━━ LISTED ENTRIES

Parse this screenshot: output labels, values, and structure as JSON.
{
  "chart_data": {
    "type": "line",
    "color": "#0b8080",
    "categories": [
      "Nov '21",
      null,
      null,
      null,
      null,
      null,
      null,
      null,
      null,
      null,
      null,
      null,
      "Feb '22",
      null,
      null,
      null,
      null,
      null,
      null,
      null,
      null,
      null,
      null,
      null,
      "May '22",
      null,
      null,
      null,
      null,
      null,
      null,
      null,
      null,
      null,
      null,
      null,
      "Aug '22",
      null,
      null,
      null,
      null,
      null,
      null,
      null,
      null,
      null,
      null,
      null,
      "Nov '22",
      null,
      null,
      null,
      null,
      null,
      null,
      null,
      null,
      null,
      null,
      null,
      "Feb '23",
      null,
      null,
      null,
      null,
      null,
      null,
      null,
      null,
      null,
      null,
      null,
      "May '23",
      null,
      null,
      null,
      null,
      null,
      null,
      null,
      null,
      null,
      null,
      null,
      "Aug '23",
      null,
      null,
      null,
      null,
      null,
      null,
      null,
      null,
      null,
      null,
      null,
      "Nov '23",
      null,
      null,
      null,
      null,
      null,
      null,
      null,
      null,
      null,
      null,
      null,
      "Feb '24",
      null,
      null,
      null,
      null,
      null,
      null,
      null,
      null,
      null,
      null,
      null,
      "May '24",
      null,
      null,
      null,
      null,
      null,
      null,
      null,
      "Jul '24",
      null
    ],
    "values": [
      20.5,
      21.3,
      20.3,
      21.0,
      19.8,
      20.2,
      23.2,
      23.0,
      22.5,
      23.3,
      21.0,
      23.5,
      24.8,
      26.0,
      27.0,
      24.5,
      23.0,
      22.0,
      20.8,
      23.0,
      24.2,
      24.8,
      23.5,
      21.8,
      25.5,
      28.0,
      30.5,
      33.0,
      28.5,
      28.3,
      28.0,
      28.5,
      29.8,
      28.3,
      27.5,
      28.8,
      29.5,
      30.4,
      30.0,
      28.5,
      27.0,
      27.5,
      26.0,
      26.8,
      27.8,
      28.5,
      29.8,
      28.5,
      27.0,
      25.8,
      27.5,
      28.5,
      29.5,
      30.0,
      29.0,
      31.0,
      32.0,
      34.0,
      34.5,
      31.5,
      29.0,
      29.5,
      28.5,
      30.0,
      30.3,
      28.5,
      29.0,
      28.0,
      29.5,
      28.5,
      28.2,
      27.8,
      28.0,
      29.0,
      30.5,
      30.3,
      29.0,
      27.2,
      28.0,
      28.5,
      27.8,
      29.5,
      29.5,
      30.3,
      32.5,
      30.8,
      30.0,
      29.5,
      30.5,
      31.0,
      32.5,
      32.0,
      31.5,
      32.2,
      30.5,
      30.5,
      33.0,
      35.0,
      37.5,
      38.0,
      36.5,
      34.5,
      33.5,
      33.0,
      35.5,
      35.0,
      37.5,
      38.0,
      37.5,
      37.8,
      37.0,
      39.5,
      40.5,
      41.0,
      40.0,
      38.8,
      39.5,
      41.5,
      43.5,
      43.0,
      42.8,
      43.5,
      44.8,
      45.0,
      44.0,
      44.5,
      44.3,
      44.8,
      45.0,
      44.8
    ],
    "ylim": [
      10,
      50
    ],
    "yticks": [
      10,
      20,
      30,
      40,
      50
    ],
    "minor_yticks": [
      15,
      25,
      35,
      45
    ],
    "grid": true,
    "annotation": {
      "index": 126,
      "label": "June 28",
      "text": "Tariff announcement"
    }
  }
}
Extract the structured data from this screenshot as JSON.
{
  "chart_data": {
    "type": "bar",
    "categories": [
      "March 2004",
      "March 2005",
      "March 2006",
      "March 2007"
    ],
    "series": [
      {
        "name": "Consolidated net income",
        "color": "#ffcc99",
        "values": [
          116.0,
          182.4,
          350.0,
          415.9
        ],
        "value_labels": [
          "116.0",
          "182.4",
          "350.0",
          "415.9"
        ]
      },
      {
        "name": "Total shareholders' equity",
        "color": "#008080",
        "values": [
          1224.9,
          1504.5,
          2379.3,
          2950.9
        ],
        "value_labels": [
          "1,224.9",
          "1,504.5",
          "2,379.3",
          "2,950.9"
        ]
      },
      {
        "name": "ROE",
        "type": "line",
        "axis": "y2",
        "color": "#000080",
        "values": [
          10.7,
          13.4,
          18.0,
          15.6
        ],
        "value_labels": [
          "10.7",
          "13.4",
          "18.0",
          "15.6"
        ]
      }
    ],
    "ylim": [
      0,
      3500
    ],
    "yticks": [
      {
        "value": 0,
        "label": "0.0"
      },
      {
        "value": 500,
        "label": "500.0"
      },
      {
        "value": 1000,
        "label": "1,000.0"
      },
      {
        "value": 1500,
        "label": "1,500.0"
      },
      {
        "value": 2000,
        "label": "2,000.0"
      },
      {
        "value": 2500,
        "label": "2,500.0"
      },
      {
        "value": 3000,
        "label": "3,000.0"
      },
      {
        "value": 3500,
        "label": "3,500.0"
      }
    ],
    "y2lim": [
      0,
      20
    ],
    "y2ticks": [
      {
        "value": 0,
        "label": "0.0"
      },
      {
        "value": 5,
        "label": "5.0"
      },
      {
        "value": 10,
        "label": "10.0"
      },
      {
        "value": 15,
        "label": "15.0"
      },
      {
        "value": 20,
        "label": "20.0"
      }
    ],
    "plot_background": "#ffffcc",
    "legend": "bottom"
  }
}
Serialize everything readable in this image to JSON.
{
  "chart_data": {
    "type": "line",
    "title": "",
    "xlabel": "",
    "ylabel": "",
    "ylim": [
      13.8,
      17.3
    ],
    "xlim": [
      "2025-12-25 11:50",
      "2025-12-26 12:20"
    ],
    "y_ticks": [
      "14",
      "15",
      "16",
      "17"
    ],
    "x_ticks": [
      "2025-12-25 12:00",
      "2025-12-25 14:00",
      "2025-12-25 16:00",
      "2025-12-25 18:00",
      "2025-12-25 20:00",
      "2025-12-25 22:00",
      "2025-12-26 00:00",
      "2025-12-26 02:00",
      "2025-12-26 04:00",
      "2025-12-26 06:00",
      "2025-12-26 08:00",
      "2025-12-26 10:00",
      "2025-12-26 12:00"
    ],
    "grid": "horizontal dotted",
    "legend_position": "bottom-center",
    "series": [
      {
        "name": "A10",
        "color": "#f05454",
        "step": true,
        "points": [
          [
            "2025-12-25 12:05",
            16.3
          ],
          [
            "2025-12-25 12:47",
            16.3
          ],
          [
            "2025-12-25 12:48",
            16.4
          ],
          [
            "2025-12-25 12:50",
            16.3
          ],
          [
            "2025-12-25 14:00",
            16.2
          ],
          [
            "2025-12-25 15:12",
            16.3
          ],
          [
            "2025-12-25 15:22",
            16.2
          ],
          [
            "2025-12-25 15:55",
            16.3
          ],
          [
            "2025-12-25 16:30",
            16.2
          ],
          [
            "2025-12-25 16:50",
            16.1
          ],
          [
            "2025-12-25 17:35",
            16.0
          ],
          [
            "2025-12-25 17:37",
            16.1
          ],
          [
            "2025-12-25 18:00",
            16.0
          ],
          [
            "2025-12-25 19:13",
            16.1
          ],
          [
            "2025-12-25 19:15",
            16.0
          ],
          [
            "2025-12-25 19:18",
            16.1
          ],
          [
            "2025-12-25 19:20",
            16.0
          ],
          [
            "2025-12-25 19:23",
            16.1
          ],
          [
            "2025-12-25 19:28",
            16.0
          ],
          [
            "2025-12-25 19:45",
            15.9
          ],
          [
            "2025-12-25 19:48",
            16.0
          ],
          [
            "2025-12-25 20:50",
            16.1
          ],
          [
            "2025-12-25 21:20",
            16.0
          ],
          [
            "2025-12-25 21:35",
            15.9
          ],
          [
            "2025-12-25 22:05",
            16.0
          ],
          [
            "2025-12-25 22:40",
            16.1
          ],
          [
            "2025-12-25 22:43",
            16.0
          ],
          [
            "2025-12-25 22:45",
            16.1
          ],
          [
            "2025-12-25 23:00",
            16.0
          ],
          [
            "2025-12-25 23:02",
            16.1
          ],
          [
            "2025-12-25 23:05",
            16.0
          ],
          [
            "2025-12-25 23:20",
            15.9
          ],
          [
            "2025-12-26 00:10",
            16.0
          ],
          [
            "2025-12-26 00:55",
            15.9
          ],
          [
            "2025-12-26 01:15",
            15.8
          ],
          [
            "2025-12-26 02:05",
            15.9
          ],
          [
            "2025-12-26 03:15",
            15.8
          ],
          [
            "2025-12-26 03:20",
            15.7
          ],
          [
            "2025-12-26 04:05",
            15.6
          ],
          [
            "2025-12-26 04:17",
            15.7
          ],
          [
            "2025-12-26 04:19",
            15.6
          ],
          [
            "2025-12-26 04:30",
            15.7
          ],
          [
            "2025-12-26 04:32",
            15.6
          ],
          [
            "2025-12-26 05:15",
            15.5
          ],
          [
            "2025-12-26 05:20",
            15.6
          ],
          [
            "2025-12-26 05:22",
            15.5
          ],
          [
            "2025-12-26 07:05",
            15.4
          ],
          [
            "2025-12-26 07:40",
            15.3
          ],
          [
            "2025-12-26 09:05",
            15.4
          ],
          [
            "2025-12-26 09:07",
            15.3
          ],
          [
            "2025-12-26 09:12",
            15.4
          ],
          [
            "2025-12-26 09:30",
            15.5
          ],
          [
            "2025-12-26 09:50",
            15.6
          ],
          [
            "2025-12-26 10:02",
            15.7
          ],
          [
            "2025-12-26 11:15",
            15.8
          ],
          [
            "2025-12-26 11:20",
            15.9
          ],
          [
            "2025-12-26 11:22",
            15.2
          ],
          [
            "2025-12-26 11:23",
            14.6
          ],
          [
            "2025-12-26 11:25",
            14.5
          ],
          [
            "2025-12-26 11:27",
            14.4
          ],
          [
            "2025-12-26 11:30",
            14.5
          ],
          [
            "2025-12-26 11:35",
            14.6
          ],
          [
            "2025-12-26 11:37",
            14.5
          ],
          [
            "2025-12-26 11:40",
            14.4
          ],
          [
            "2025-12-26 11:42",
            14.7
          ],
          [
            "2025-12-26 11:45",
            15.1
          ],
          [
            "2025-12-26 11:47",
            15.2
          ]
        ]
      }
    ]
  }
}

━━━━

Each line of the material that holds the string "March" counts once; give the total alone.

→ **WRITTEN ANSWER**
4